# Dataset excerpt
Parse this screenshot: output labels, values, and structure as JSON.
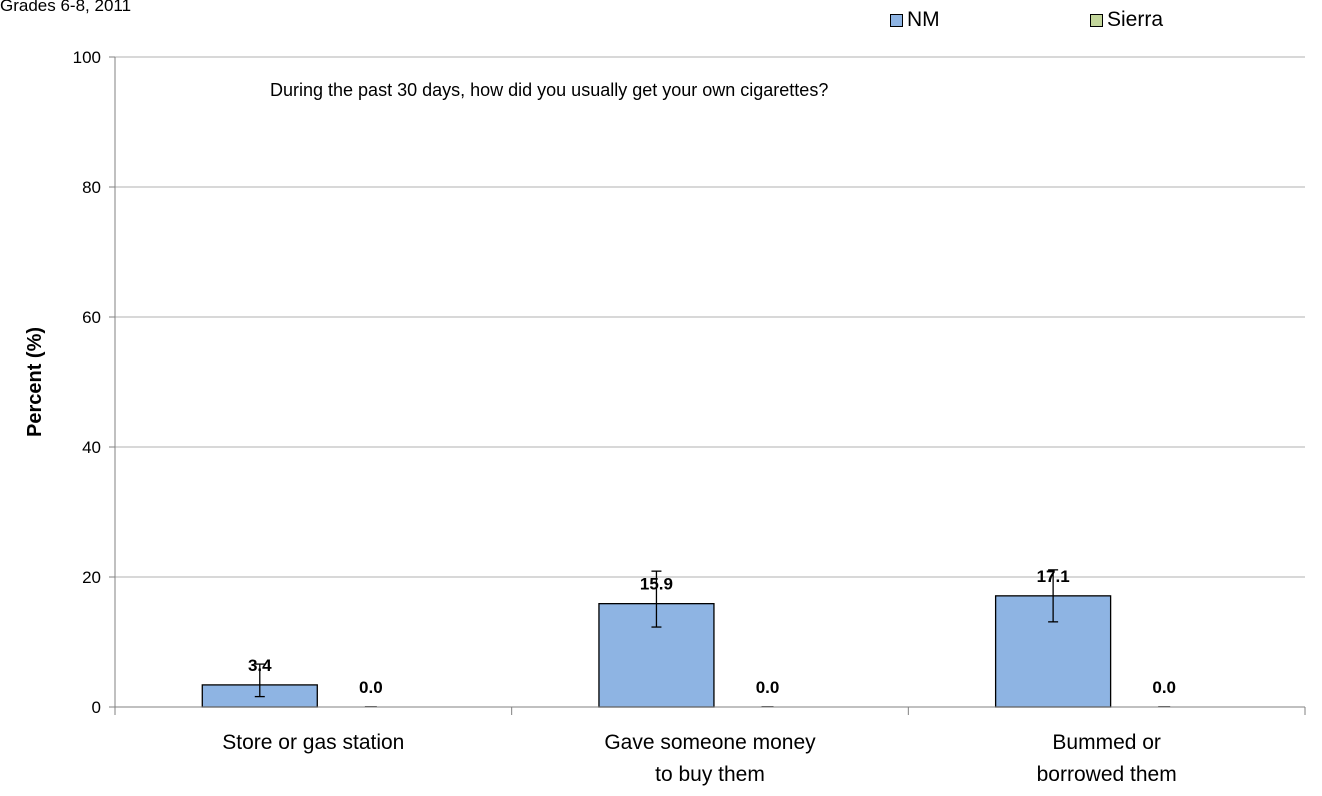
{
  "chart_data": {
    "type": "bar",
    "subtitle": "Grades 6-8, 2011",
    "annotation": "During the past 30 days, how did you usually get your own cigarettes?",
    "ylabel": "Percent (%)",
    "xlabel": "",
    "ylim": [
      0,
      100
    ],
    "yticks": [
      0,
      20,
      40,
      60,
      80,
      100
    ],
    "categories": [
      [
        "Store or gas station"
      ],
      [
        "Gave someone money",
        "to buy them"
      ],
      [
        "Bummed or",
        "borrowed them"
      ]
    ],
    "series": [
      {
        "name": "NM",
        "color": "#8eb4e3",
        "values": [
          3.4,
          15.9,
          17.1
        ],
        "labels": [
          "3.4",
          "15.9",
          "17.1"
        ],
        "error_low": [
          1.6,
          12.3,
          13.1
        ],
        "error_high": [
          6.6,
          20.9,
          21.1
        ]
      },
      {
        "name": "Sierra",
        "color": "#c3d69b",
        "values": [
          0.0,
          0.0,
          0.0
        ],
        "labels": [
          "0.0",
          "0.0",
          "0.0"
        ]
      }
    ],
    "grid": true,
    "legend_position": "top-right"
  }
}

# AIM
Give the entries again without a single change, but with no pictures.

# COMPLETED EXERCISE
Parse this screenshot: output labels, values, and structure as JSON.
{
  "chart_data": {
    "type": "bar",
    "subtitle": "Grades 6-8, 2011",
    "annotation": "During the past 30 days, how did you usually get your own cigarettes?",
    "ylabel": "Percent (%)",
    "xlabel": "",
    "ylim": [
      0,
      100
    ],
    "yticks": [
      0,
      20,
      40,
      60,
      80,
      100
    ],
    "categories": [
      [
        "Store or gas station"
      ],
      [
        "Gave someone money",
        "to buy them"
      ],
      [
        "Bummed or",
        "borrowed them"
      ]
    ],
    "series": [
      {
        "name": "NM",
        "color": "#8eb4e3",
        "values": [
          3.4,
          15.9,
          17.1
        ],
        "labels": [
          "3.4",
          "15.9",
          "17.1"
        ],
        "error_low": [
          1.6,
          12.3,
          13.1
        ],
        "error_high": [
          6.6,
          20.9,
          21.1
        ]
      },
      {
        "name": "Sierra",
        "color": "#c3d69b",
        "values": [
          0.0,
          0.0,
          0.0
        ],
        "labels": [
          "0.0",
          "0.0",
          "0.0"
        ]
      }
    ],
    "grid": true,
    "legend_position": "top-right"
  }
}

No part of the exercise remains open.